Each line should be copied exactly.
-- START INPUT MATERIAL --
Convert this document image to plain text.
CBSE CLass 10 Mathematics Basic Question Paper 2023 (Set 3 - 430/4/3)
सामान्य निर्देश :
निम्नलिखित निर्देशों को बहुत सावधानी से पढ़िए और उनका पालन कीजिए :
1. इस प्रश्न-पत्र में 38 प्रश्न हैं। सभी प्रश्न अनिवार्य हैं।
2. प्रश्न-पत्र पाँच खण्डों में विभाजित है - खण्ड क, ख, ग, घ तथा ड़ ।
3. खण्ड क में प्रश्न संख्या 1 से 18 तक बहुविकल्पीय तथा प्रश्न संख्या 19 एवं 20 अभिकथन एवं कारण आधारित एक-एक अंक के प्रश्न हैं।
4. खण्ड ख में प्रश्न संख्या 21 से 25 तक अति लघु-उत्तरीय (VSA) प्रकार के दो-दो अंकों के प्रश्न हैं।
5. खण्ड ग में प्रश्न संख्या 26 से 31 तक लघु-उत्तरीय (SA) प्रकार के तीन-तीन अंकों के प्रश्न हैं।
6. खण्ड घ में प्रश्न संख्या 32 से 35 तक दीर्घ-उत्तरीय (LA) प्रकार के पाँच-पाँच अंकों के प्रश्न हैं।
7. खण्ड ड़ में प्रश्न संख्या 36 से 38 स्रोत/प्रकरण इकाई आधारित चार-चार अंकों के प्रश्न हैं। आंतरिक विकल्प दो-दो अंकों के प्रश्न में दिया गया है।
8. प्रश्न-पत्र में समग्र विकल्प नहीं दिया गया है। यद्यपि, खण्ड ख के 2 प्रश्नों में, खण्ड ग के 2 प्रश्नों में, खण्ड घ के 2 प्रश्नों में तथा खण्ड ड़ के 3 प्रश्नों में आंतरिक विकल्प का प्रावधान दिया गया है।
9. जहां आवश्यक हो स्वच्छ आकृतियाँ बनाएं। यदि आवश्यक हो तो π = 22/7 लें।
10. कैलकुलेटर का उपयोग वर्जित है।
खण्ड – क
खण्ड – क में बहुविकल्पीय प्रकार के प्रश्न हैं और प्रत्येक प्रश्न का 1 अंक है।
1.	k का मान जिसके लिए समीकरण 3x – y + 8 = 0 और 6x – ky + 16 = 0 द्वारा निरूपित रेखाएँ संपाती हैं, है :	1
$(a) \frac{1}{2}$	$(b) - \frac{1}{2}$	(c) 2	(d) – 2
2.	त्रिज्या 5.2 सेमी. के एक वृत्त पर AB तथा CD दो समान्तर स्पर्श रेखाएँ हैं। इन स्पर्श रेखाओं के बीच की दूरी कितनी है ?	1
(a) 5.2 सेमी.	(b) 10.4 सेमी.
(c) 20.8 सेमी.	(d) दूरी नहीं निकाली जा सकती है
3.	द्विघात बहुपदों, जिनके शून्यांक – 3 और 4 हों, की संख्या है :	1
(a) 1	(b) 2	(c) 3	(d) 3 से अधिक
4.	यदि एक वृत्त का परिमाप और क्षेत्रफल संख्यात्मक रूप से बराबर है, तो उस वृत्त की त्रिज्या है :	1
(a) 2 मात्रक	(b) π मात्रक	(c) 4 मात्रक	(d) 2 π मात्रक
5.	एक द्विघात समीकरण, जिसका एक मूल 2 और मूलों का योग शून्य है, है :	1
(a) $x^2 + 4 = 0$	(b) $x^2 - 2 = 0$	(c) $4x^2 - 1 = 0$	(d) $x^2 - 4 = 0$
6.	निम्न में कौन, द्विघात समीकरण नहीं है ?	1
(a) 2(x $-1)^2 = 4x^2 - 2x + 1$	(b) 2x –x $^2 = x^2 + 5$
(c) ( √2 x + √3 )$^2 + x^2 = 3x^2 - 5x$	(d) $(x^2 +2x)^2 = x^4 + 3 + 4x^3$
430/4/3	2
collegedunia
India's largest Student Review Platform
-- END INPUT MATERIAL --
EXPECTED ANSWER:
Convert this document image to plain text.
CBSE CLass 10 Mathematics Basic Question Paper 2023 (Set 3 - 430/4/3)
सामान्य निर्देश :
निम्नलिखित निर्देशों को बहुत सावधानी से पढ़िए और उनका पालन कीजिए :
1. इस प्रश्न-पत्र में 38 प्रश्न हैं। सभी प्रश्न अनिवार्य हैं।
2. प्रश्न-पत्र पाँच खण्डों में विभाजित है - खण्ड क, ख, ग, घ तथा ड़ ।
3. खण्ड क में प्रश्न संख्या 1 से 18 तक बहुविकल्पीय तथा प्रश्न संख्या 19 एवं 20 अभिकथन एवं कारण आधारित एक-एक अंक के प्रश्न हैं।
4. खण्ड ख में प्रश्न संख्या 21 से 25 तक अति लघु-उत्तरीय (VSA) प्रकार के दो-दो अंकों के प्रश्न हैं।
5. खण्ड ग में प्रश्न संख्या 26 से 31 तक लघु-उत्तरीय (SA) प्रकार के तीन-तीन अंकों के प्रश्न हैं।
6. खण्ड घ में प्रश्न संख्या 32 से 35 तक दीर्घ-उत्तरीय (LA) प्रकार के पाँच-पाँच अंकों के प्रश्न हैं।
7. खण्ड ड़ में प्रश्न संख्या 36 से 38 स्रोत/प्रकरण इकाई आधारित चार-चार अंकों के प्रश्न हैं। आंतरिक विकल्प दो-दो अंकों के प्रश्न में दिया गया है।
8. प्रश्न-पत्र में समग्र विकल्प नहीं दिया गया है। यद्यपि, खण्ड ख के 2 प्रश्नों में, खण्ड ग के 2 प्रश्नों में, खण्ड घ के 2 प्रश्नों में तथा खण्ड ड़ के 3 प्रश्नों में आंतरिक विकल्प का प्रावधान दिया गया है।
9. जहां आवश्यक हो स्वच्छ आकृतियाँ बनाएं। यदि आवश्यक हो तो π = 22/7 लें।
10. कैलकुलेटर का उपयोग वर्जित है।
खण्ड – क
खण्ड – क में बहुविकल्पीय प्रकार के प्रश्न हैं और प्रत्येक प्रश्न का 1 अंक है।
1.	k का मान जिसके लिए समीकरण 3x – y + 8 = 0 और 6x – ky + 16 = 0 द्वारा निरूपित रेखाएँ संपाती हैं, है :	1
$(a) \frac{1}{2}$	$(b) - \frac{1}{2}$	(c) 2	(d) – 2
2.	त्रिज्या 5.2 सेमी. के एक वृत्त पर AB तथा CD दो समान्तर स्पर्श रेखाएँ हैं। इन स्पर्श रेखाओं के बीच की दूरी कितनी है ?	1
(a) 5.2 सेमी.	(b) 10.4 सेमी.
(c) 20.8 सेमी.	(d) दूरी नहीं निकाली जा सकती है
3.	द्विघात बहुपदों, जिनके शून्यांक – 3 और 4 हों, की संख्या है :	1
(a) 1	(b) 2	(c) 3	(d) 3 से अधिक
4.	यदि एक वृत्त का परिमाप और क्षेत्रफल संख्यात्मक रूप से बराबर है, तो उस वृत्त की त्रिज्या है :	1
(a) 2 मात्रक	(b) π मात्रक	(c) 4 मात्रक	(d) 2 π मात्रक
5.	एक द्विघात समीकरण, जिसका एक मूल 2 और मूलों का योग शून्य है, है :	1
(a) $x^2 + 4 = 0$	(b) $x^2 - 2 = 0$	(c) $4x^2 - 1 = 0$	(d) $x^2 - 4 = 0$
6.	निम्न में कौन, द्विघात समीकरण नहीं है ?	1
(a) 2(x $-1)^2 = 4x^2 - 2x + 1$	(b) 2x –x $^2 = x^2 + 5$
(c) ( √2 x + √3 )$^2 + x^2 = 3x^2 - 5x$	(d) $(x^2 +2x)^2 = x^4 + 3 + 4x^3$
430/4/3	2
collegedunia
India's largest Student Review Platform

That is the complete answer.